Repeat the whole listing below, word for word.

[Stored data]
····················
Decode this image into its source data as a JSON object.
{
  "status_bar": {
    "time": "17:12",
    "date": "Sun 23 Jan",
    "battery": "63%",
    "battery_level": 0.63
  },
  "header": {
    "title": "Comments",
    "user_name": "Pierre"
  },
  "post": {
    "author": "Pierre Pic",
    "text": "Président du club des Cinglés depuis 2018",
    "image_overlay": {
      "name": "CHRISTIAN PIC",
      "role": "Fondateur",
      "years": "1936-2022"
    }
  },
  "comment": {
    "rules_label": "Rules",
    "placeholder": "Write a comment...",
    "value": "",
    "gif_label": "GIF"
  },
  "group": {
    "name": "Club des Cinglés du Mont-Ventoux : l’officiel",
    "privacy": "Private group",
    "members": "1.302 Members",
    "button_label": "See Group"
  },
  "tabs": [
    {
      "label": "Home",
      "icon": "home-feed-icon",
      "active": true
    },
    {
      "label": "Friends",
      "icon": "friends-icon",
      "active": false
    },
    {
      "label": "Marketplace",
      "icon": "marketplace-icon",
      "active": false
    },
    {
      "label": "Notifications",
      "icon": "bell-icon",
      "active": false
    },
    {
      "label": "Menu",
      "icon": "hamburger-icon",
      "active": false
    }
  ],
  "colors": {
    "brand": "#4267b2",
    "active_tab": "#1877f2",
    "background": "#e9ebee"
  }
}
····················
### WRITTEN REPLY
Decode this image into its source data as a JSON object.
{
  "status_bar": {
    "time": "17:12",
    "date": "Sun 23 Jan",
    "battery": "63%",
    "battery_level": 0.63
  },
  "header": {
    "title": "Comments",
    "user_name": "Pierre"
  },
  "post": {
    "author": "Pierre Pic",
    "text": "Président du club des Cinglés depuis 2018",
    "image_overlay": {
      "name": "CHRISTIAN PIC",
      "role": "Fondateur",
      "years": "1936-2022"
    }
  },
  "comment": {
    "rules_label": "Rules",
    "placeholder": "Write a comment...",
    "value": "",
    "gif_label": "GIF"
  },
  "group": {
    "name": "Club des Cinglés du Mont-Ventoux : l’officiel",
    "privacy": "Private group",
    "members": "1.302 Members",
    "button_label": "See Group"
  },
  "tabs": [
    {
      "label": "Home",
      "icon": "home-feed-icon",
      "active": true
    },
    {
      "label": "Friends",
      "icon": "friends-icon",
      "active": false
    },
    {
      "label": "Marketplace",
      "icon": "marketplace-icon",
      "active": false
    },
    {
      "label": "Notifications",
      "icon": "bell-icon",
      "active": false
    },
    {
      "label": "Menu",
      "icon": "hamburger-icon",
      "active": false
    }
  ],
  "colors": {
    "brand": "#4267b2",
    "active_tab": "#1877f2",
    "background": "#e9ebee"
  }
}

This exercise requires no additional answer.